Directions for this task: Return every record below exactly as written, but leave out the pictures.
______
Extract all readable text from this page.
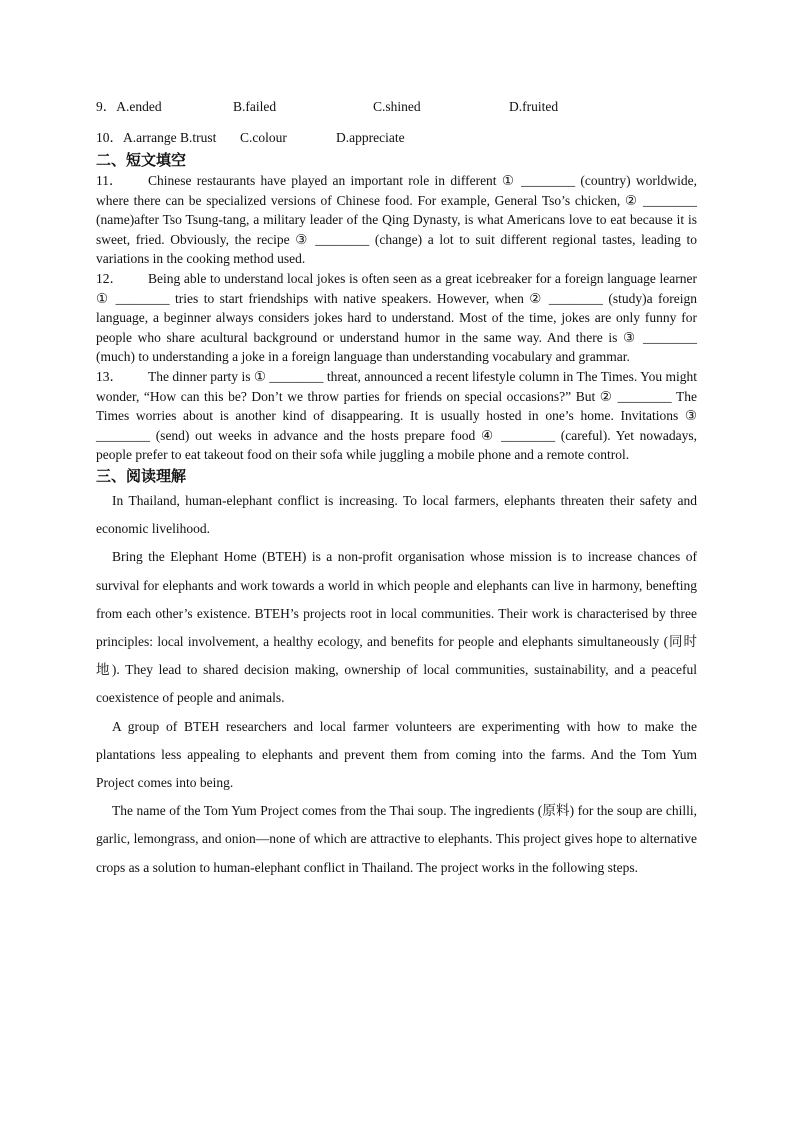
9．A.ended	B.failed	C.shined	D.fruited
10．A.arrange B.trust	C.colour	D.appreciate
二、短文填空

11． Chinese restaurants have played an important role in different ① ________ (country) worldwide, where there can be specialized versions of Chinese food. For example, General Tso’s chicken, ② ________ (name)after Tso Tsung-tang, a military leader of the Qing Dynasty, is what Americans love to eat because it is sweet, fried. Obviously, the recipe ③ ________ (change) a lot to suit different regional tastes, leading to variations in the cooking method used.

12． Being able to understand local jokes is often seen as a great icebreaker for a foreign language learner ① ________ tries to start friendships with native speakers. However, when ② ________ (study)a foreign language, a beginner always considers jokes hard to understand. Most of the time, jokes are only funny for people who share acultural background or understand humor in the same way. And there is ③ ________ (much) to understanding a joke in a foreign language than understanding vocabulary and grammar.

13． The dinner party is ① ________ threat, announced a recent lifestyle column in The Times. You might wonder, “How can this be? Don’t we throw parties for friends on special occasions?” But ② ________ The Times worries about is another kind of disappearing. It is usually hosted in one’s home. Invitations ③ ________ (send) out weeks in advance and the hosts prepare food ④ ________ (careful). Yet nowadays, people prefer to eat takeout food on their sofa while juggling a mobile phone and a remote control.

三、阅读理解

In Thailand, human-elephant conflict is increasing. To local farmers, elephants threaten their safety and economic livelihood.

Bring the Elephant Home (BTEH) is a non-profit organisation whose mission is to increase chances of survival for elephants and work towards a world in which people and elephants can live in harmony, benefting from each other’s existence. BTEH’s projects root in local communities. Their work is characterised by three principles: local involvement, a healthy ecology, and benefits for people and elephants simultaneously (同时地). They lead to shared decision making, ownership of local communities, sustainability, and a peaceful coexistence of people and animals.

A group of BTEH researchers and local farmer volunteers are experimenting with how to make the plantations less appealing to elephants and prevent them from coming into the farms. And the Tom Yum Project comes into being.

The name of the Tom Yum Project comes from the Thai soup. The ingredients (原料) for the soup are chilli, garlic, lemongrass, and onion—none of which are attractive to elephants. This project gives hope to alternative crops as a solution to human-elephant conflict in Thailand. The project works in the following steps.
______
Response to this task:
Extract all readable text from this page.
9．A.ended	B.failed	C.shined	D.fruited
10．A.arrange B.trust	C.colour	D.appreciate
二、短文填空

11． Chinese restaurants have played an important role in different ① ________ (country) worldwide, where there can be specialized versions of Chinese food. For example, General Tso’s chicken, ② ________ (name)after Tso Tsung-tang, a military leader of the Qing Dynasty, is what Americans love to eat because it is sweet, fried. Obviously, the recipe ③ ________ (change) a lot to suit different regional tastes, leading to variations in the cooking method used.

12． Being able to understand local jokes is often seen as a great icebreaker for a foreign language learner ① ________ tries to start friendships with native speakers. However, when ② ________ (study)a foreign language, a beginner always considers jokes hard to understand. Most of the time, jokes are only funny for people who share acultural background or understand humor in the same way. And there is ③ ________ (much) to understanding a joke in a foreign language than understanding vocabulary and grammar.

13． The dinner party is ① ________ threat, announced a recent lifestyle column in The Times. You might wonder, “How can this be? Don’t we throw parties for friends on special occasions?” But ② ________ The Times worries about is another kind of disappearing. It is usually hosted in one’s home. Invitations ③ ________ (send) out weeks in advance and the hosts prepare food ④ ________ (careful). Yet nowadays, people prefer to eat takeout food on their sofa while juggling a mobile phone and a remote control.

三、阅读理解

In Thailand, human-elephant conflict is increasing. To local farmers, elephants threaten their safety and economic livelihood.

Bring the Elephant Home (BTEH) is a non-profit organisation whose mission is to increase chances of survival for elephants and work towards a world in which people and elephants can live in harmony, benefting from each other’s existence. BTEH’s projects root in local communities. Their work is characterised by three principles: local involvement, a healthy ecology, and benefits for people and elephants simultaneously (同时地). They lead to shared decision making, ownership of local communities, sustainability, and a peaceful coexistence of people and animals.

A group of BTEH researchers and local farmer volunteers are experimenting with how to make the plantations less appealing to elephants and prevent them from coming into the farms. And the Tom Yum Project comes into being.

The name of the Tom Yum Project comes from the Thai soup. The ingredients (原料) for the soup are chilli, garlic, lemongrass, and onion—none of which are attractive to elephants. This project gives hope to alternative crops as a solution to human-elephant conflict in Thailand. The project works in the following steps.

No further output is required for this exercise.